**What is being asked**. Reproduce the listing verbatim.

[start]

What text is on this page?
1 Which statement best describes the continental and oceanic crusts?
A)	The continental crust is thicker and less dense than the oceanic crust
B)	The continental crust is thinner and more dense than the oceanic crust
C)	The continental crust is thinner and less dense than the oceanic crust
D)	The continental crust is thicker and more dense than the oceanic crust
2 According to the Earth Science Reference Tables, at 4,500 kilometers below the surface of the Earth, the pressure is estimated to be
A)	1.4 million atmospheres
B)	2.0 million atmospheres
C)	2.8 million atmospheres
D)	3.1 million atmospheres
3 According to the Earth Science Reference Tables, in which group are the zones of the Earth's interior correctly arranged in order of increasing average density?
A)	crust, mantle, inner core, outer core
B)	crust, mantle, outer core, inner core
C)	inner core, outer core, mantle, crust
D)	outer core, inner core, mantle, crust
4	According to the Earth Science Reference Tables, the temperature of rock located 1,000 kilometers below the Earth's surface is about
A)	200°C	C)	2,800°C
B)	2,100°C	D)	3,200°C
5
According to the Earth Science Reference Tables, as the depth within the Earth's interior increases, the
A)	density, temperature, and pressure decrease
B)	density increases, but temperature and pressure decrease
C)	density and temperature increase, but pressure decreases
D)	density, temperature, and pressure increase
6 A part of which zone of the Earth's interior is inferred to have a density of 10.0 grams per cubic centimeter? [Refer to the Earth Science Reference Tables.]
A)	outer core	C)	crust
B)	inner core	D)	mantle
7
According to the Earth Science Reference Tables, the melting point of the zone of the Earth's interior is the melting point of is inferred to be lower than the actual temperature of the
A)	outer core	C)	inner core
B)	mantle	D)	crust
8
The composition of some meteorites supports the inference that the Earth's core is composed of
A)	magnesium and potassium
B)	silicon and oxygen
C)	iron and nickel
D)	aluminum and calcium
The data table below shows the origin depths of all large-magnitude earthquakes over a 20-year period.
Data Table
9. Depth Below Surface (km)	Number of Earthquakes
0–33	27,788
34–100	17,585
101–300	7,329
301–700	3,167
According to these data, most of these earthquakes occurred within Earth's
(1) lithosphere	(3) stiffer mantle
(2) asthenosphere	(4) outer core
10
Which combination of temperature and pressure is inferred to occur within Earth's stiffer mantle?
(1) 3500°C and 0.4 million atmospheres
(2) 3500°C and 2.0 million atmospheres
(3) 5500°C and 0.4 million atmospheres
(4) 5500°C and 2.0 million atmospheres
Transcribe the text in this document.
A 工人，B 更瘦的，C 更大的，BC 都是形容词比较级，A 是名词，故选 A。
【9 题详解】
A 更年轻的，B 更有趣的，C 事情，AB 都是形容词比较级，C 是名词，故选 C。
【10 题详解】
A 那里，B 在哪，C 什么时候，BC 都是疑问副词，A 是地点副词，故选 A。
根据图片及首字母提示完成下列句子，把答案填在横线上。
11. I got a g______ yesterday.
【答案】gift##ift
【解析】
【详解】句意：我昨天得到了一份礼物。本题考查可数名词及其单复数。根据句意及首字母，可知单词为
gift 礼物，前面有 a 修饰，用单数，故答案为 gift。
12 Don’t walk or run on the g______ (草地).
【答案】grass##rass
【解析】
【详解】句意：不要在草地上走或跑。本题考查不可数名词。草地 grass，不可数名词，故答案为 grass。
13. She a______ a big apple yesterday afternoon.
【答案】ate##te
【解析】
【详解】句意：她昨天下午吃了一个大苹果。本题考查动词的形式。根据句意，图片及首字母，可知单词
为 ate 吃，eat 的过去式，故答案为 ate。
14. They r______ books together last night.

[end]

**Result below**.
What text is on this page?
1 Which statement best describes the continental and oceanic crusts?
A)	The continental crust is thicker and less dense than the oceanic crust
B)	The continental crust is thinner and more dense than the oceanic crust
C)	The continental crust is thinner and less dense than the oceanic crust
D)	The continental crust is thicker and more dense than the oceanic crust
2 According to the Earth Science Reference Tables, at 4,500 kilometers below the surface of the Earth, the pressure is estimated to be
A)	1.4 million atmospheres
B)	2.0 million atmospheres
C)	2.8 million atmospheres
D)	3.1 million atmospheres
3 According to the Earth Science Reference Tables, in which group are the zones of the Earth's interior correctly arranged in order of increasing average density?
A)	crust, mantle, inner core, outer core
B)	crust, mantle, outer core, inner core
C)	inner core, outer core, mantle, crust
D)	outer core, inner core, mantle, crust
4	According to the Earth Science Reference Tables, the temperature of rock located 1,000 kilometers below the Earth's surface is about
A)	200°C	C)	2,800°C
B)	2,100°C	D)	3,200°C
5
According to the Earth Science Reference Tables, as the depth within the Earth's interior increases, the
A)	density, temperature, and pressure decrease
B)	density increases, but temperature and pressure decrease
C)	density and temperature increase, but pressure decreases
D)	density, temperature, and pressure increase
6 A part of which zone of the Earth's interior is inferred to have a density of 10.0 grams per cubic centimeter? [Refer to the Earth Science Reference Tables.]
A)	outer core	C)	crust
B)	inner core	D)	mantle
7
According to the Earth Science Reference Tables, the melting point of the zone of the Earth's interior is the melting point of is inferred to be lower than the actual temperature of the
A)	outer core	C)	inner core
B)	mantle	D)	crust
8
The composition of some meteorites supports the inference that the Earth's core is composed of
A)	magnesium and potassium
B)	silicon and oxygen
C)	iron and nickel
D)	aluminum and calcium
The data table below shows the origin depths of all large-magnitude earthquakes over a 20-year period.
Data Table
9. Depth Below Surface (km)	Number of Earthquakes
0–33	27,788
34–100	17,585
101–300	7,329
301–700	3,167
According to these data, most of these earthquakes occurred within Earth's
(1) lithosphere	(3) stiffer mantle
(2) asthenosphere	(4) outer core
10
Which combination of temperature and pressure is inferred to occur within Earth's stiffer mantle?
(1) 3500°C and 0.4 million atmospheres
(2) 3500°C and 2.0 million atmospheres
(3) 5500°C and 0.4 million atmospheres
(4) 5500°C and 2.0 million atmospheres
Transcribe the text in this document.
A 工人，B 更瘦的，C 更大的，BC 都是形容词比较级，A 是名词，故选 A。
【9 题详解】
A 更年轻的，B 更有趣的，C 事情，AB 都是形容词比较级，C 是名词，故选 C。
【10 题详解】
A 那里，B 在哪，C 什么时候，BC 都是疑问副词，A 是地点副词，故选 A。
根据图片及首字母提示完成下列句子，把答案填在横线上。
11. I got a g______ yesterday.
【答案】gift##ift
【解析】
【详解】句意：我昨天得到了一份礼物。本题考查可数名词及其单复数。根据句意及首字母，可知单词为
gift 礼物，前面有 a 修饰，用单数，故答案为 gift。
12 Don’t walk or run on the g______ (草地).
【答案】grass##rass
【解析】
【详解】句意：不要在草地上走或跑。本题考查不可数名词。草地 grass，不可数名词，故答案为 grass。
13. She a______ a big apple yesterday afternoon.
【答案】ate##te
【解析】
【详解】句意：她昨天下午吃了一个大苹果。本题考查动词的形式。根据句意，图片及首字母，可知单词
为 ate 吃，eat 的过去式，故答案为 ate。
14. They r______ books together last night.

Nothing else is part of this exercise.